# Data for processing
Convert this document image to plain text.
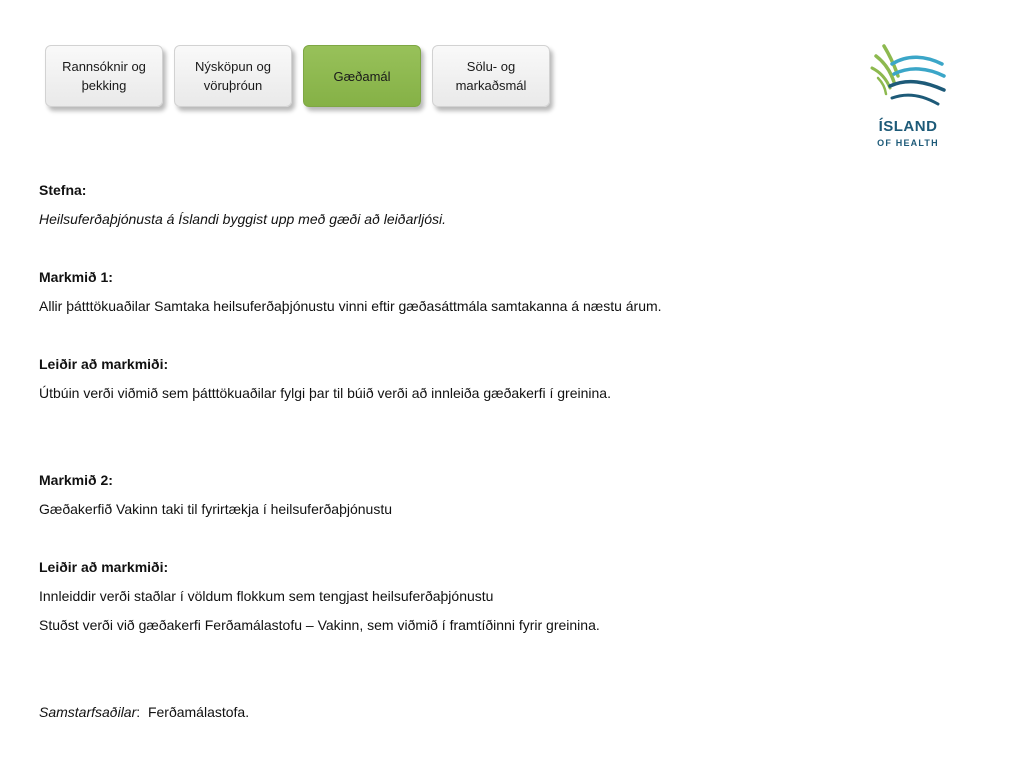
Rannsóknir og
þekking
Nýsköpun og
vöruþróun
Gæðamál
Sölu- og
markaðsmál
ÍSLAND
OF HEALTH
Stefna:
Heilsuferðaþjónusta á Íslandi byggist upp með gæði að leiðarljósi.
Markmið 1:
Allir þátttökuaðilar Samtaka heilsuferðaþjónustu vinni eftir gæðasáttmála samtakanna á næstu árum.
Leiðir að markmiði:
Útbúin verði viðmið sem þátttökuaðilar fylgi þar til búið verði að innleiða gæðakerfi í greinina.
Markmið 2:
Gæðakerfið Vakinn taki til fyrirtækja í heilsuferðaþjónustu
Leiðir að markmiði:
Innleiddir verði staðlar í völdum flokkum sem tengjast heilsuferðaþjónustu
Stuðst verði við gæðakerfi Ferðamálastofu – Vakinn, sem viðmið í framtíðinni fyrir greinina.
Samstarfsaðilar: Ferðamálastofa.
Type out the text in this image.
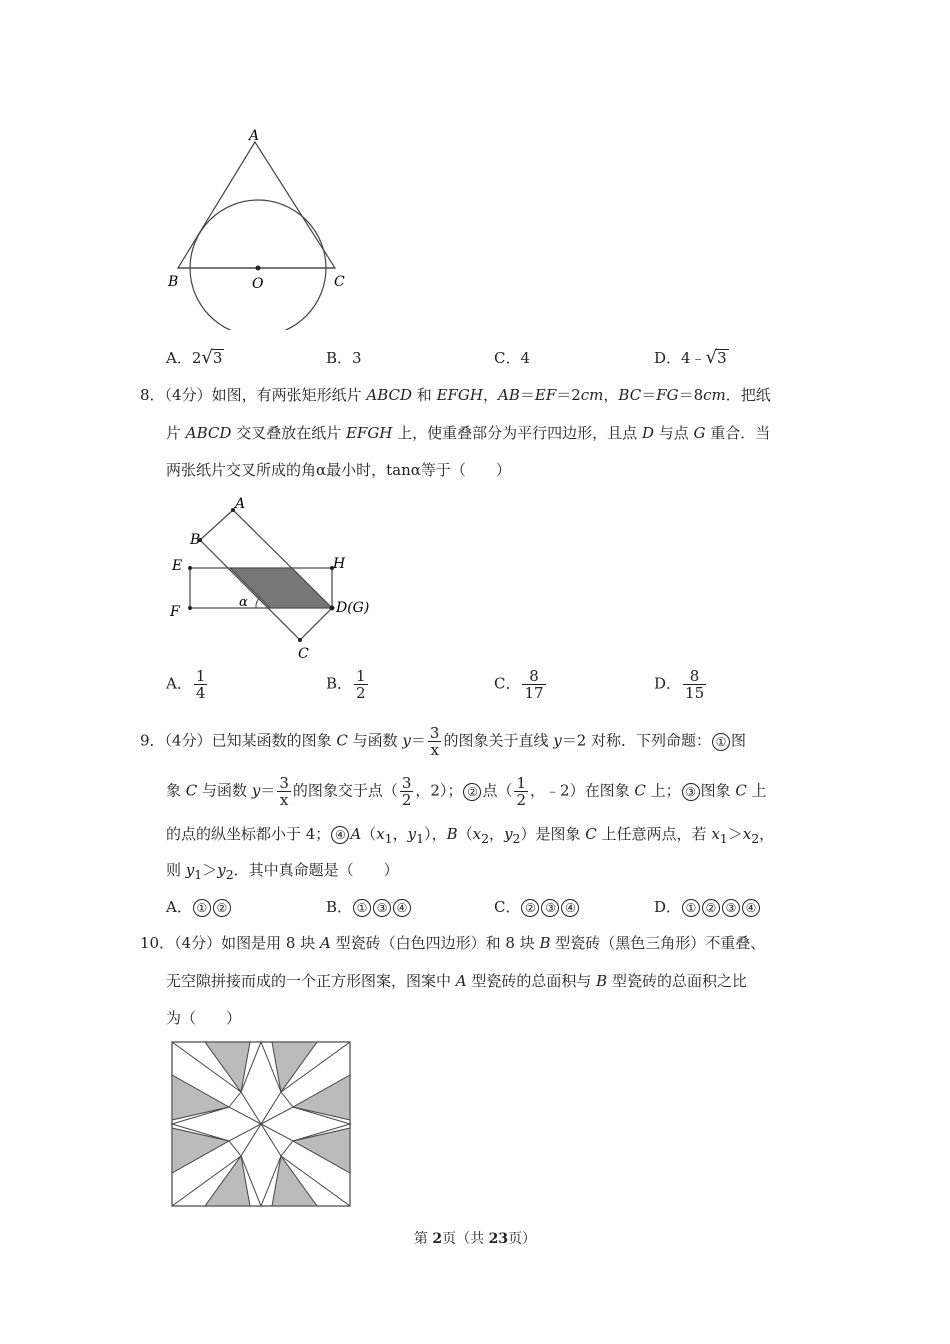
A
B	C
O
A．2√3	B．3	C．4	D．4﹣√3
8．（4分）如图，有两张矩形纸片 ABCD 和 EFGH，AB＝EF＝2cm，BC＝FG＝8cm．把纸
片 ABCD 交叉叠放在纸片 EFGH 上，使重叠部分为平行四边形，且点 D 与点 G 重合．当
两张纸片交叉所成的角α最小时，tanα等于（　　）
A
B
E	H
F	D(G)
C
α
A． $\frac{1}{4}$	B． $\frac{1}{2}$	C． $\frac{8}{17}$	D． $\frac{8}{15}$
9．（4分）已知某函数的图象 C 与函数 $y= \frac{3}{x}$ 的图象关于直线 y＝2 对称．下列命题： ① 图
象 C 与函数 $y= \frac{3}{x}$ 的图象交于点（ $\frac{3}{2}$ ，2）； ② 点（ $\frac{1}{2}$ ，﹣2）在图象 C 上； ③ 图象 C 上
的点的纵坐标都小于 4； ④ $A(x_1$，$y_1$），$B(x_2$，$y_2$）是图象 C 上任意两点，若 $x_1>x_2$，
则 $y_1>y_2$．其中真命题是（　　）
A． ① ②	B． ① ③ ④	C． ② ③ ④	D． ① ② ③ ④
10．（4分）如图是用 8 块 A 型瓷砖（白色四边形）和 8 块 B 型瓷砖（黑色三角形）不重叠、
无空隙拼接而成的一个正方形图案，图案中 A 型瓷砖的总面积与 B 型瓷砖的总面积之比
为（　　）
第 2页（共 23页）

# Directions for this task
Read through the entries and copy every line that includes "þátttökuaðilar".

# The output
Allir þátttökuaðilar Samtaka heilsuferðaþjónustu vinni eftir gæðasáttmála samtakanna á næstu árum.
Útbúin verði viðmið sem þátttökuaðilar fylgi þar til búið verði að innleiða gæðakerfi í greinina.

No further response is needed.